>>

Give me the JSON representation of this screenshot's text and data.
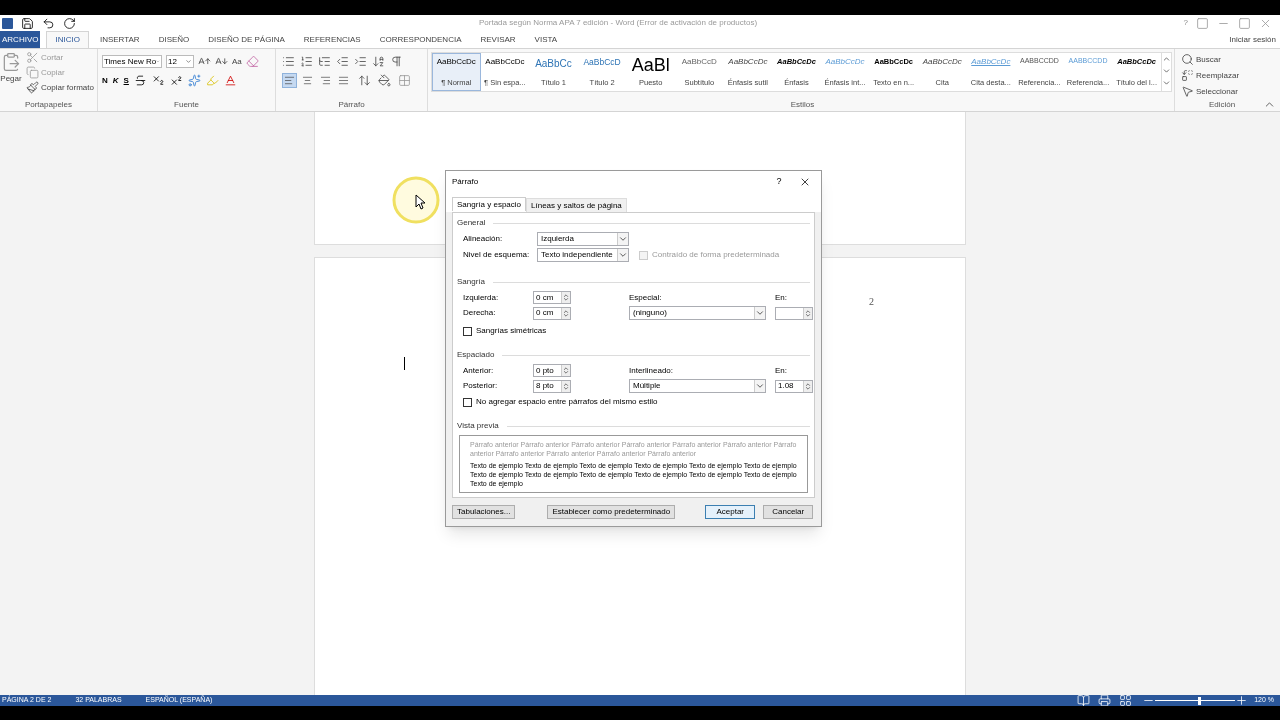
{
  "title_bar": {
    "title": "Portada según Norma APA 7 edición - Word (Error de activación de productos)",
    "help": "?"
  },
  "ribbon_tabs": [
    {
      "label": "ARCHIVO",
      "kind": "file",
      "selected": false
    },
    {
      "label": "INICIO",
      "kind": "tab",
      "selected": true
    },
    {
      "label": "INSERTAR",
      "kind": "tab",
      "selected": false
    },
    {
      "label": "DISEÑO",
      "kind": "tab",
      "selected": false
    },
    {
      "label": "DISEÑO DE PÁGINA",
      "kind": "tab",
      "selected": false
    },
    {
      "label": "REFERENCIAS",
      "kind": "tab",
      "selected": false
    },
    {
      "label": "CORRESPONDENCIA",
      "kind": "tab",
      "selected": false
    },
    {
      "label": "REVISAR",
      "kind": "tab",
      "selected": false
    },
    {
      "label": "VISTA",
      "kind": "tab",
      "selected": false
    }
  ],
  "sign_in": "Iniciar sesión",
  "clipboard": {
    "paste": "Pegar",
    "cut": "Cortar",
    "copy": "Copiar",
    "format_painter": "Copiar formato",
    "group": "Portapapeles"
  },
  "font": {
    "name": "Times New Ro",
    "size": "12",
    "change_case": "Aa",
    "bold": "N",
    "italic": "K",
    "underline": "S",
    "group": "Fuente"
  },
  "paragraph": {
    "group": "Párrafo",
    "align_buttons": [
      {
        "kind": "left",
        "selected": true
      },
      {
        "kind": "center",
        "selected": false
      },
      {
        "kind": "right",
        "selected": false
      },
      {
        "kind": "justify",
        "selected": false
      }
    ]
  },
  "styles": {
    "group": "Estilos",
    "items": [
      {
        "sample": "AaBbCcDc",
        "label": "¶ Normal",
        "kind": "normal",
        "selected": true
      },
      {
        "sample": "AaBbCcDc",
        "label": "¶ Sin espa...",
        "kind": "normal",
        "selected": false
      },
      {
        "sample": "AaBbCc",
        "label": "Título 1",
        "kind": "heading1",
        "selected": false
      },
      {
        "sample": "AaBbCcD",
        "label": "Título 2",
        "kind": "heading2",
        "selected": false
      },
      {
        "sample": "AaBl",
        "label": "Puesto",
        "kind": "title",
        "selected": false
      },
      {
        "sample": "AaBbCcD",
        "label": "Subtítulo",
        "kind": "subtitle",
        "selected": false
      },
      {
        "sample": "AaBbCcDc",
        "label": "Énfasis sutil",
        "kind": "italic",
        "selected": false
      },
      {
        "sample": "AaBbCcDc",
        "label": "Énfasis",
        "kind": "bolditalic",
        "selected": false
      },
      {
        "sample": "AaBbCcDc",
        "label": "Énfasis int...",
        "kind": "blueitalic",
        "selected": false
      },
      {
        "sample": "AaBbCcDc",
        "label": "Texto en n...",
        "kind": "bold",
        "selected": false
      },
      {
        "sample": "AaBbCcDc",
        "label": "Cita",
        "kind": "italic",
        "selected": false
      },
      {
        "sample": "AaBbCcDc",
        "label": "Cita desta...",
        "kind": "quote",
        "selected": false
      },
      {
        "sample": "AABBCCDD",
        "label": "Referencia...",
        "kind": "caps",
        "selected": false
      },
      {
        "sample": "AABBCCDD",
        "label": "Referencia...",
        "kind": "bluecaps",
        "selected": false
      },
      {
        "sample": "AaBbCcDc",
        "label": "Título del l...",
        "kind": "bolditalic",
        "selected": false
      }
    ]
  },
  "editing": {
    "find": "Buscar",
    "replace": "Reemplazar",
    "select": "Seleccionar",
    "group": "Edición"
  },
  "document": {
    "page_number": "2"
  },
  "dialog": {
    "title": "Párrafo",
    "help": "?",
    "tabs": [
      {
        "label": "Sangría y espacio",
        "selected": true
      },
      {
        "label": "Líneas y saltos de página",
        "selected": false
      }
    ],
    "general": {
      "heading": "General",
      "alignment_label": "Alineación:",
      "alignment": "Izquierda",
      "outline_label": "Nivel de esquema:",
      "outline": "Texto independiente",
      "collapsed_label": "Contraído de forma predeterminada",
      "collapsed_checked": false,
      "collapsed_disabled": true
    },
    "indent": {
      "heading": "Sangría",
      "left_label": "Izquierda:",
      "left": "0 cm",
      "right_label": "Derecha:",
      "right": "0 cm",
      "special_label": "Especial:",
      "special": "(ninguno)",
      "by_label": "En:",
      "mirror_label": "Sangrías simétricas",
      "mirror_checked": false
    },
    "spacing": {
      "heading": "Espaciado",
      "before_label": "Anterior:",
      "before": "0 pto",
      "after_label": "Posterior:",
      "after": "8 pto",
      "line_label": "Interlineado:",
      "line": "Múltiple",
      "at_label": "En:",
      "at": "1.08",
      "no_space_label": "No agregar espacio entre párrafos del mismo estilo",
      "no_space_checked": false
    },
    "preview": {
      "heading": "Vista previa",
      "previous": "Párrafo anterior Párrafo anterior Párrafo anterior Párrafo anterior Párrafo anterior Párrafo anterior Párrafo anterior Párrafo anterior Párrafo anterior Párrafo anterior Párrafo anterior",
      "sample": "Texto de ejemplo Texto de ejemplo Texto de ejemplo Texto de ejemplo Texto de ejemplo Texto de ejemplo Texto de ejemplo Texto de ejemplo Texto de ejemplo Texto de ejemplo Texto de ejemplo Texto de ejemplo Texto de ejemplo"
    },
    "buttons": [
      {
        "label": "Tabulaciones...",
        "kind": "normal"
      },
      {
        "label": "Establecer como predeterminado",
        "kind": "normal"
      },
      {
        "label": "Aceptar",
        "kind": "default"
      },
      {
        "label": "Cancelar",
        "kind": "normal"
      }
    ]
  },
  "status_bar": {
    "items": [
      "PÁGINA 2 DE 2",
      "32 PALABRAS",
      "ESPAÑOL (ESPAÑA)"
    ],
    "zoom_slider": {
      "level": 0.55
    },
    "zoom": "120 %"
  }
}
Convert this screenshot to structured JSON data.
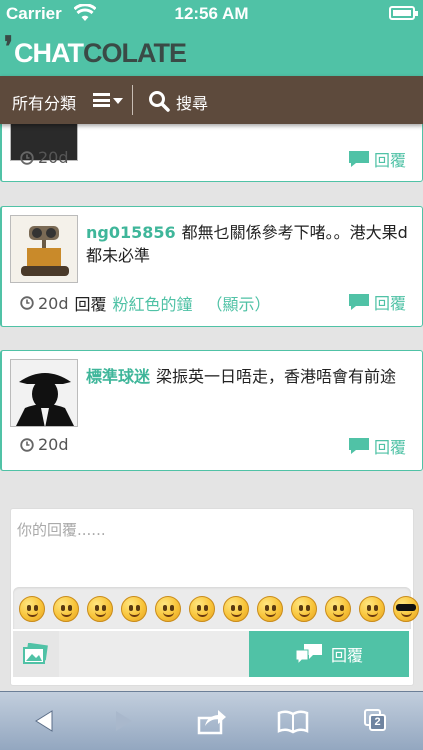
{
  "status_bar": {
    "carrier": "Carrier",
    "time": "12:56 AM"
  },
  "brand": {
    "logo_part1": "CHAT",
    "logo_part2": "COLATE"
  },
  "nav": {
    "category_label": "所有分類",
    "search_label": "搜尋"
  },
  "comments": [
    {
      "user": "",
      "text": "",
      "time": "20d",
      "reply_label": "回覆"
    },
    {
      "user": "ng015856",
      "text": "都無乜關係參考下啫。。港大果d都未必準",
      "time": "20d",
      "inline_reply": "回覆",
      "reply_to": "粉紅色的鐘",
      "show_label": "（顯示）",
      "reply_label": "回覆"
    },
    {
      "user": "標準球迷",
      "text": "梁振英一日唔走，香港唔會有前途",
      "time": "20d",
      "reply_label": "回覆"
    }
  ],
  "composer": {
    "placeholder": "你的回覆......",
    "send_label": "回覆",
    "emoji_count": 12
  },
  "colors": {
    "accent": "#50c2a6",
    "nav_bg": "#5d4a3c",
    "toolbar_bg": "#93a7c0"
  },
  "toolbar": {
    "tabs_count": "2"
  }
}
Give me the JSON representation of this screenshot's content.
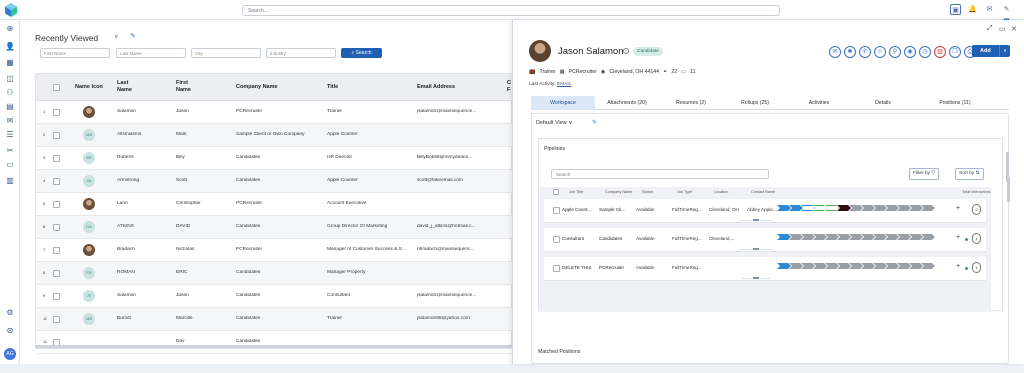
{
  "topbar": {
    "search_placeholder": "Search...",
    "notif_count": "0"
  },
  "main": {
    "title": "Recently Viewed",
    "filters": {
      "first_name": "First Name",
      "last_name": "Last Name",
      "city": "City",
      "industry": "Industry"
    },
    "search_button": "Search",
    "columns": [
      "Name Icon",
      "Last Name",
      "First Name",
      "Company Name",
      "Title",
      "Email Address",
      "C F"
    ],
    "rows": [
      {
        "num": "1",
        "icon": "photo",
        "last": "Salamon",
        "first": "Jason",
        "company": "PCRecruiter",
        "title": "Trainer",
        "email": "jsalamon@mainsequence..."
      },
      {
        "num": "2",
        "icon": "MA",
        "last": "Allsmiasms",
        "first": "Mark",
        "company": "Sample Client or Own Company",
        "title": "Apple Counter",
        "email": ""
      },
      {
        "num": "3",
        "icon": "BR",
        "last": "Roberts",
        "first": "Billy",
        "company": "Candidates",
        "title": "HR Director",
        "email": "BillyBob55@mmydeans..."
      },
      {
        "num": "4",
        "icon": "SA",
        "last": "Armstrong",
        "first": "Scott",
        "company": "Candidates",
        "title": "Apple Counter",
        "email": "scott@fakeemail.com"
      },
      {
        "num": "5",
        "icon": "photo",
        "last": "Lann",
        "first": "Christopher",
        "company": "PCRecruiter",
        "title": "Account Executive",
        "email": ""
      },
      {
        "num": "6",
        "icon": "DA",
        "last": "ATKINS",
        "first": "DAVID",
        "company": "Candidates",
        "title": "Group Director Of Marketing",
        "email": "david_j_atkins@hotmail.c..."
      },
      {
        "num": "7",
        "icon": "photo",
        "last": "Bradach",
        "first": "Nicholas",
        "company": "PCRecruiter",
        "title": "Manager of Customer Success & S...",
        "email": "nbradach@mainsequenc..."
      },
      {
        "num": "8",
        "icon": "ER",
        "last": "ROMAN",
        "first": "ERIC",
        "company": "Candidates",
        "title": "Manager Property",
        "email": ""
      },
      {
        "num": "9",
        "icon": "JS",
        "last": "Salamon",
        "first": "Jason",
        "company": "Candidates",
        "title": "Consultant",
        "email": "jsalamon@mainsequence..."
      },
      {
        "num": "10",
        "icon": "MB",
        "last": "Burnitt",
        "first": "Marcille",
        "company": "Candidates",
        "title": "Trainer",
        "email": "jsalamon95@yahoo.com"
      },
      {
        "num": "11",
        "icon": "",
        "last": "",
        "first": "Dav",
        "company": "Candidates",
        "title": "",
        "email": ""
      }
    ]
  },
  "panel": {
    "name": "Jason Salamon",
    "tag": "Candidate",
    "add_label": "Add",
    "meta": {
      "title": "Trainer",
      "company": "PCRecruiter",
      "location": "Cleveland, OH 44144",
      "count1": "22",
      "count2": "11"
    },
    "last_activity_label": "Last Activity:",
    "last_activity_value": "EMAIL",
    "tabs": [
      "Workspace",
      "Attachments (20)",
      "Resumes (2)",
      "Rollups (25)",
      "Activities",
      "Details",
      "Positions (11)"
    ],
    "view_label": "Default View",
    "pipelines_label": "Pipelines",
    "pipe_search": "Search",
    "filter_by": "Filter by",
    "sort_by": "Sort by",
    "pipe_columns": [
      "Job Title",
      "Company Name",
      "Status",
      "Job Type",
      "Location",
      "Contact Name",
      "Total Interactions"
    ],
    "pipe_rows": [
      {
        "job": "Apple Count...",
        "company": "Sample Cli...",
        "status": "Available",
        "type": "FullTimeReg...",
        "location": "Cleveland, OH",
        "contact": "Abbey Apple...",
        "count": "2"
      },
      {
        "job": "Consultant",
        "company": "Candidates",
        "status": "Available",
        "type": "FullTimeReg...",
        "location": "Cleveland,...",
        "contact": "",
        "count": "1"
      },
      {
        "job": "DELETE THIS",
        "company": "PCRecruiter",
        "status": "Available",
        "type": "FullTimeReg...",
        "location": "",
        "contact": "",
        "count": "1"
      }
    ],
    "matched_label": "Matched Positions"
  },
  "colors": {
    "accent": "#1f5fb4",
    "stage_blue": "#2a8ad4",
    "stage_green": "#4caf50",
    "stage_dark": "#2b0f0f",
    "stage_gray": "#9a9ea6"
  }
}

<<

GIVEN INSTRUCTION →
From the data above, count the lines where "representation" occurs and give that figure and nothing else.

TASK ANSWER →
2